▶ INPUT ROWS:
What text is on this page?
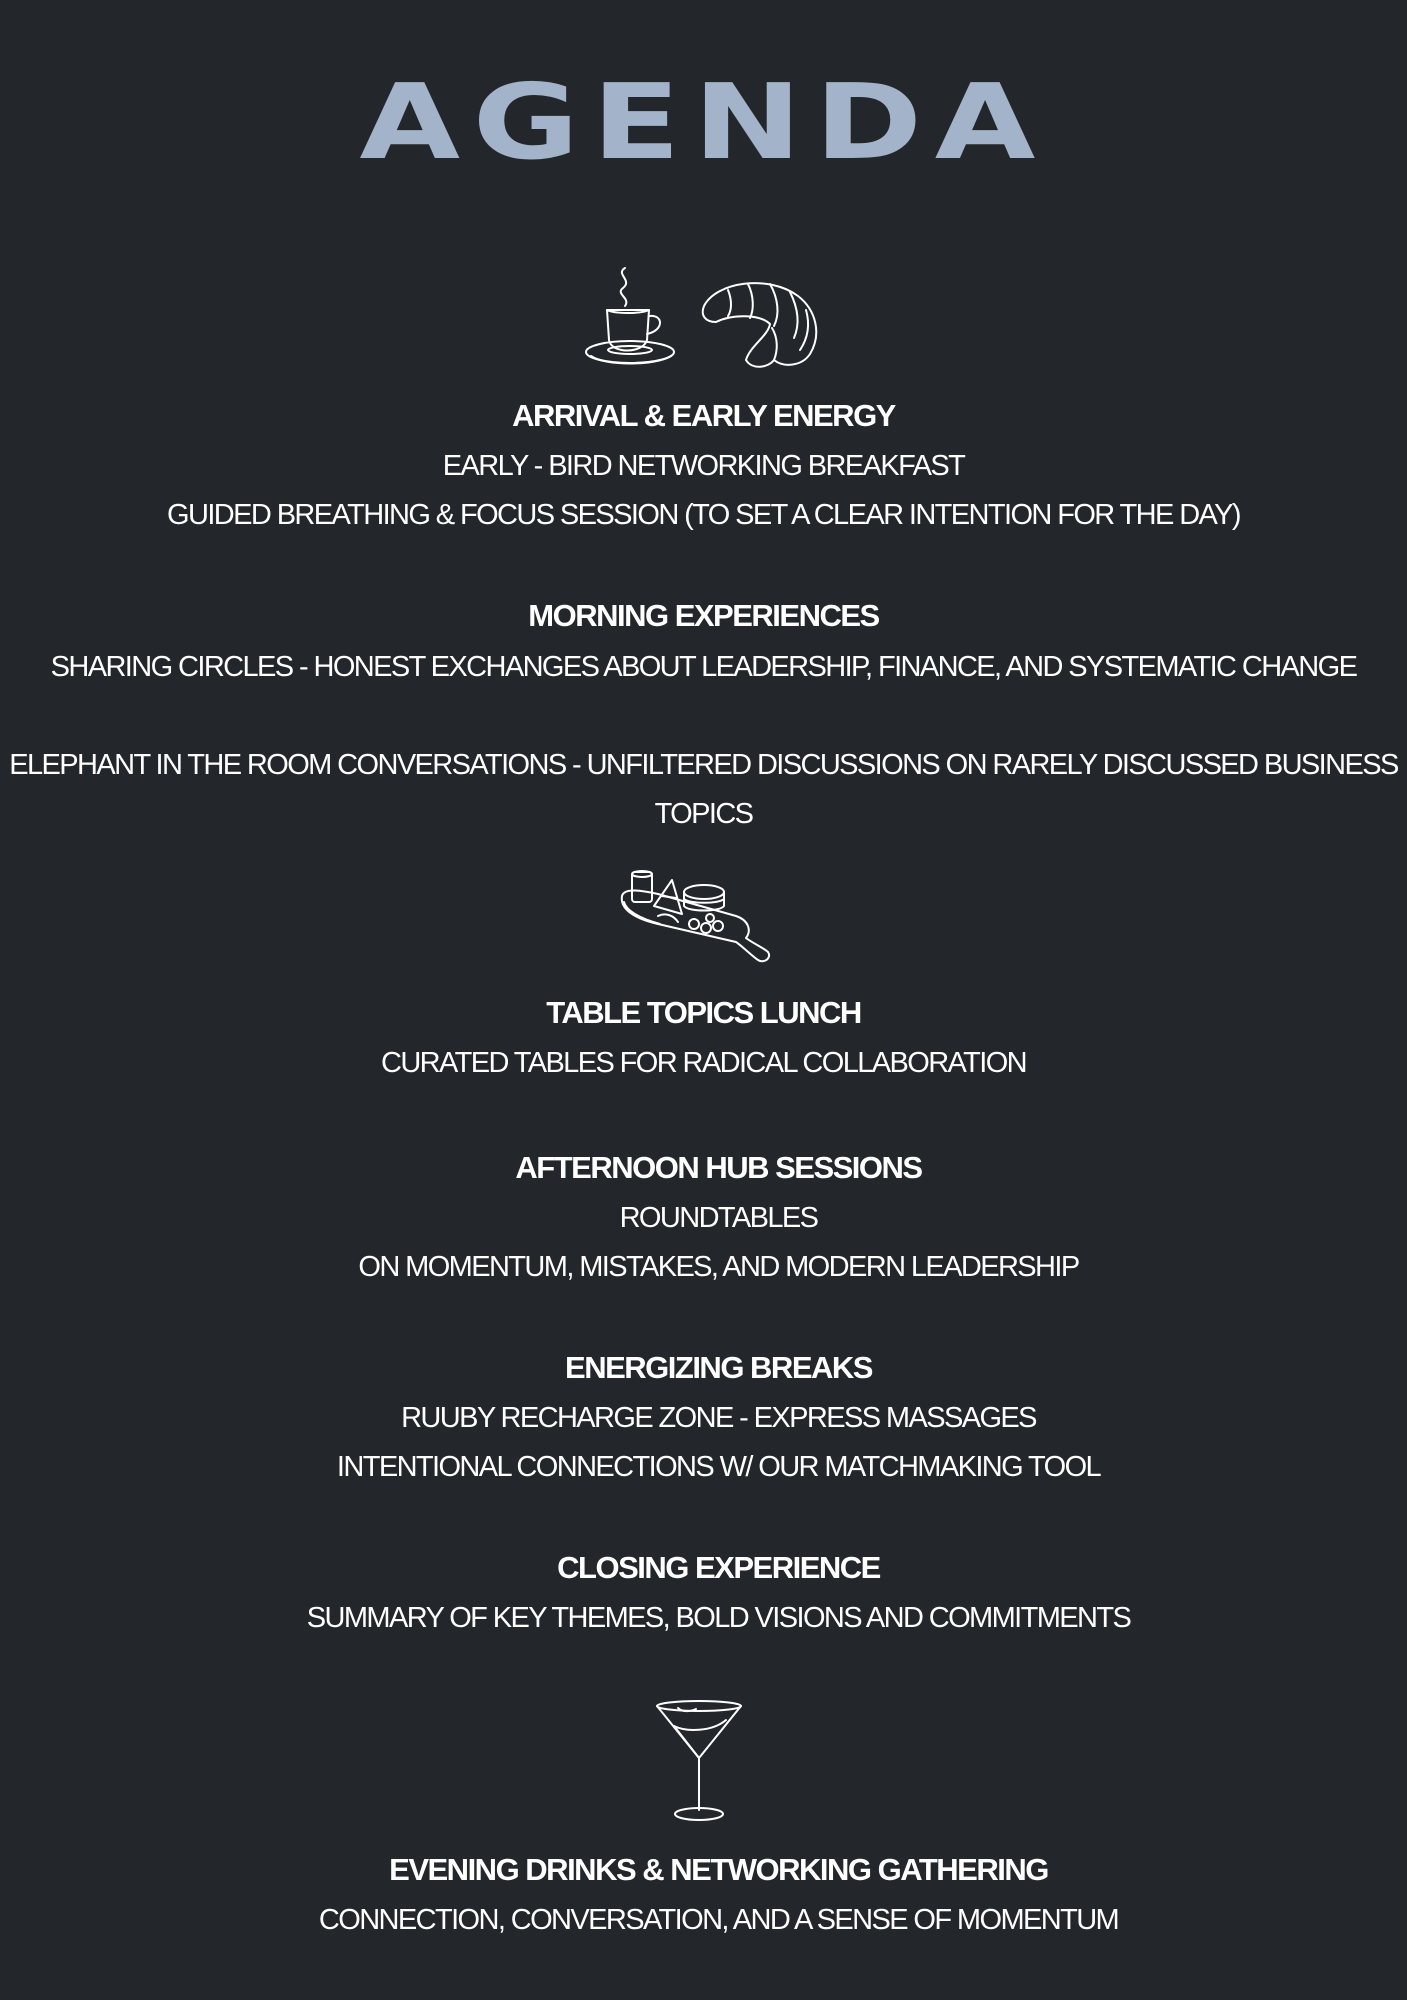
AGENDA
ARRIVAL & EARLY ENERGY
EARLY - BIRD NETWORKING BREAKFAST
GUIDED BREATHING & FOCUS SESSION (TO SET A CLEAR INTENTION FOR THE DAY)
MORNING EXPERIENCES
SHARING CIRCLES - HONEST EXCHANGES ABOUT LEADERSHIP, FINANCE, AND SYSTEMATIC CHANGE
ELEPHANT IN THE ROOM CONVERSATIONS - UNFILTERED DISCUSSIONS ON RARELY DISCUSSED BUSINESS
TOPICS
TABLE TOPICS LUNCH
CURATED TABLES FOR RADICAL COLLABORATION
AFTERNOON HUB SESSIONS
ROUNDTABLES
ON MOMENTUM, MISTAKES, AND MODERN LEADERSHIP
ENERGIZING BREAKS
RUUBY RECHARGE ZONE - EXPRESS MASSAGES
INTENTIONAL CONNECTIONS W/ OUR MATCHMAKING TOOL
CLOSING EXPERIENCE
SUMMARY OF KEY THEMES, BOLD VISIONS AND COMMITMENTS
EVENING DRINKS & NETWORKING GATHERING
CONNECTION, CONVERSATION, AND A SENSE OF MOMENTUM
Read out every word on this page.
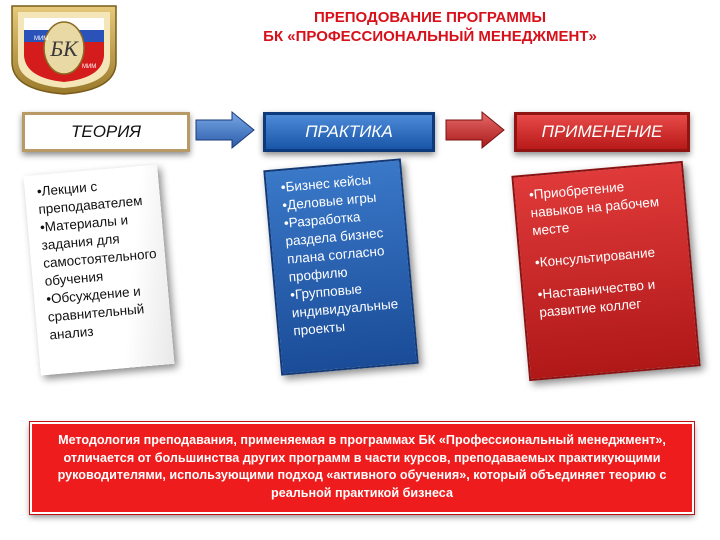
БК
МИМ
МИМ
ПРЕПОДОВАНИЕ ПРОГРАММЫ
БК «ПРОФЕССИОНАЛЬНЫЙ МЕНЕДЖМЕНТ»
ТЕОРИЯ	ПРАКТИКА	ПРИМЕНЕНИЕ
• Лекции с преподавателем
• Материалы и задания для самостоятельного обучения
• Обсуждение и сравнительный анализ
• Бизнес кейсы
• Деловые игры
• Разработка раздела бизнес плана согласно профилю
• Групповые индивидуальные проекты
• Приобретение навыков на рабочем месте
• Консультирование
• Наставничество и развитие коллег
Методология преподавания, применяемая в программах БК «Профессиональный менеджмент», отличается от большинства других программ в части курсов, преподаваемых практикующими руководителями, использующими подход «активного обучения», который объединяет теорию с реальной практикой бизнеса
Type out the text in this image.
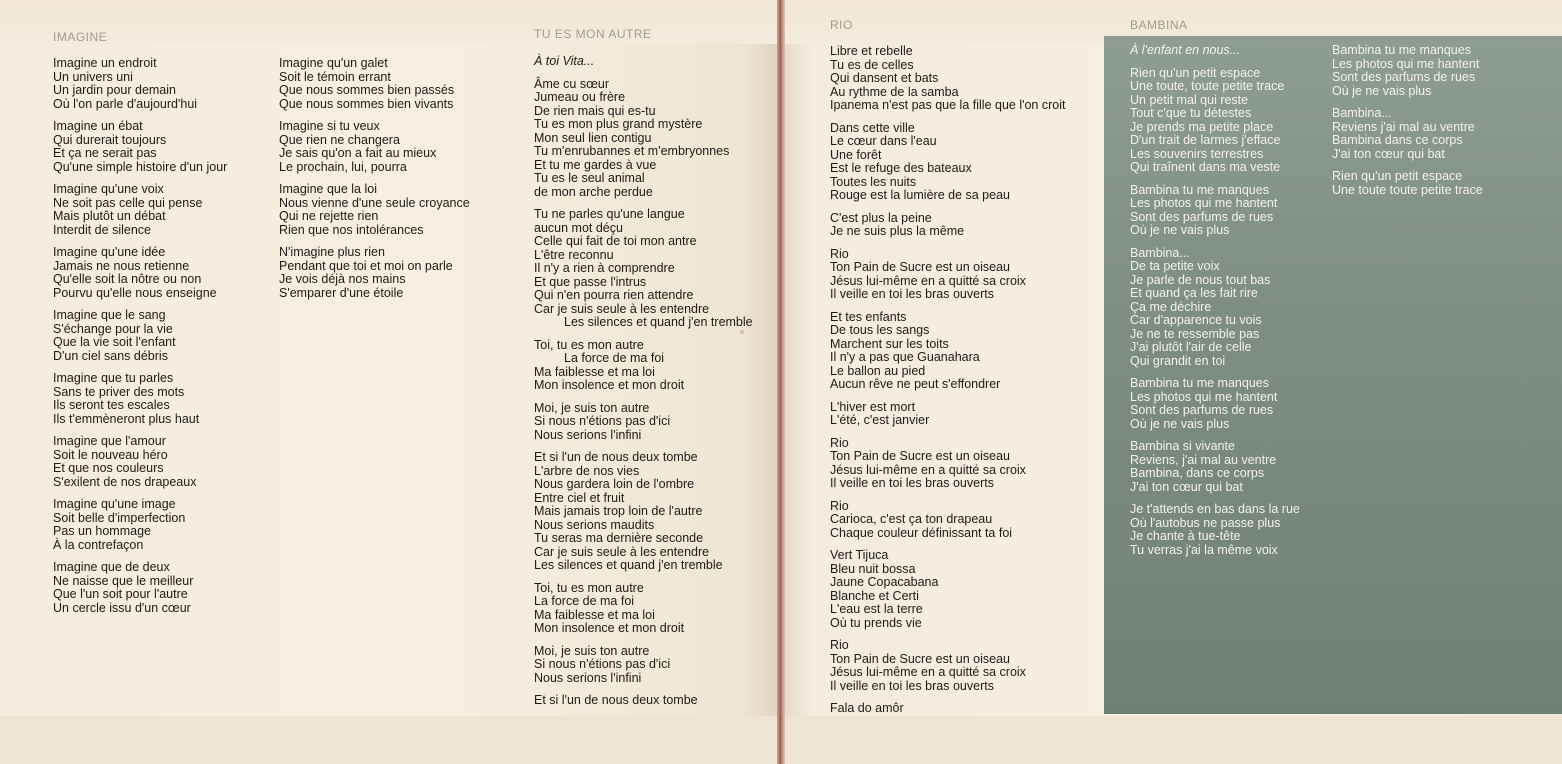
IMAGINE
Imagine un endroit
Un univers uni
Un jardin pour demain
Où l'on parle d'aujourd'hui
Imagine un ébat
Qui durerait toujours
Et ça ne serait pas
Qu'une simple histoire d'un jour
Imagine qu'une voix
Ne soit pas celle qui pense
Mais plutôt un débat
Interdit de silence
Imagine qu'une idée
Jamais ne nous retienne
Qu'elle soit la nôtre ou non
Pourvu qu'elle nous enseigne
Imagine que le sang
S'échange pour la vie
Que la vie soit l'enfant
D'un ciel sans débris
Imagine que tu parles
Sans te priver des mots
Ils seront tes escales
Ils t'emmèneront plus haut
Imagine que l'amour
Soit le nouveau héro
Et que nos couleurs
S'exilent de nos drapeaux
Imagine qu'une image
Soit belle d'imperfection
Pas un hommage
À la contrefaçon
Imagine que de deux
Ne naisse que le meilleur
Que l'un soit pour l'autre
Un cercle issu d'un cœur
Imagine qu'un galet
Soit le témoin errant
Que nous sommes bien passés
Que nous sommes bien vivants
Imagine si tu veux
Que rien ne changera
Je sais qu'on a fait au mieux
Le prochain, lui, pourra
Imagine que la loi
Nous vienne d'une seule croyance
Qui ne rejette rien
Rien que nos intolérances
N'imagine plus rien
Pendant que toi et moi on parle
Je vois déjà nos mains
S'emparer d'une étoile
TU ES MON AUTRE
À toi Vita...
Âme cu sœur
Jumeau ou frère
De rien mais qui es-tu
Tu es mon plus grand mystère
Mon seul lien contigu
Tu m'enrubannes et m'embryonnes
Et tu me gardes à vue
Tu es le seul animal
de mon arche perdue
Tu ne parles qu'une langue
aucun mot déçu
Celle qui fait de toi mon antre
L'être reconnu
Il n'y a rien à comprendre
Et que passe l'intrus
Qui n'en pourra rien attendre
Car je suis seule à les entendre
Les silences et quand j'en tremble
Toi, tu es mon autre
La force de ma foi
Ma faiblesse et ma loi
Mon insolence et mon droit
Moi, je suis ton autre
Si nous n'étions pas d'ici
Nous serions l'infini
Et si l'un de nous deux tombe
L'arbre de nos vies
Nous gardera loin de l'ombre
Entre ciel et fruit
Mais jamais trop loin de l'autre
Nous serions maudits
Tu seras ma dernière seconde
Car je suis seule à les entendre
Les silences et quand j'en tremble
Toi, tu es mon autre
La force de ma foi
Ma faiblesse et ma loi
Mon insolence et mon droit
Moi, je suis ton autre
Si nous n'étions pas d'ici
Nous serions l'infini
Et si l'un de nous deux tombe
RIO
Libre et rebelle
Tu es de celles
Qui dansent et bats
Au rythme de la samba
Ipanema n'est pas que la fille que l'on croit
Dans cette ville
Le cœur dans l'eau
Une forêt
Est le refuge des bateaux
Toutes les nuits
Rouge est la lumière de sa peau
C'est plus la peine
Je ne suis plus la même
Rio
Ton Pain de Sucre est un oiseau
Jésus lui-même en a quitté sa croix
Il veille en toi les bras ouverts
Et tes enfants
De tous les sangs
Marchent sur les toits
Il n'y a pas que Guanahara
Le ballon au pied
Aucun rêve ne peut s'effondrer
L'hiver est mort
L'été, c'est janvier
Rio
Ton Pain de Sucre est un oiseau
Jésus lui-même en a quitté sa croix
Il veille en toi les bras ouverts
Rio
Carioca, c'est ça ton drapeau
Chaque couleur définissant ta foi
Vert Tijuca
Bleu nuit bossa
Jaune Copacabana
Blanche et Certi
L'eau est la terre
Où tu prends vie
Rio
Ton Pain de Sucre est un oiseau
Jésus lui-même en a quitté sa croix
Il veille en toi les bras ouverts
Fala do amôr
BAMBINA
À l'enfant en nous...
Rien qu'un petit espace
Une toute, toute petite trace
Un petit mal qui reste
Tout c'que tu détestes
Je prends ma petite place
D'un trait de larmes j'efface
Les souvenirs terrestres
Qui traînent dans ma veste
Bambina tu me manques
Les photos qui me hantent
Sont des parfums de rues
Où je ne vais plus
Bambina...
De ta petite voix
Je parle de nous tout bas
Et quand ça les fait rire
Ça me déchire
Car d'apparence tu vois
Je ne te ressemble pas
J'ai plutôt l'air de celle
Qui grandit en toi
Bambina tu me manques
Les photos qui me hantent
Sont des parfums de rues
Où je ne vais plus
Bambina si vivante
Reviens, j'ai mal au ventre
Bambina, dans ce corps
J'ai ton cœur qui bat
Je t'attends en bas dans la rue
Où l'autobus ne passe plus
Je chante à tue-tête
Tu verras j'ai la même voix
Bambina tu me manques
Les photos qui me hantent
Sont des parfums de rues
Où je ne vais plus
Bambina...
Reviens j'ai mal au ventre
Bambina dans ce corps
J'ai ton cœur qui bat
Rien qu'un petit espace
Une toute toute petite trace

▶ WRITTEN EXERCISE: In the entries above, find each line with the string "image" and copy it.

▶ IN RESPONSE:
Type out the text in this image.
Imagine qu'une image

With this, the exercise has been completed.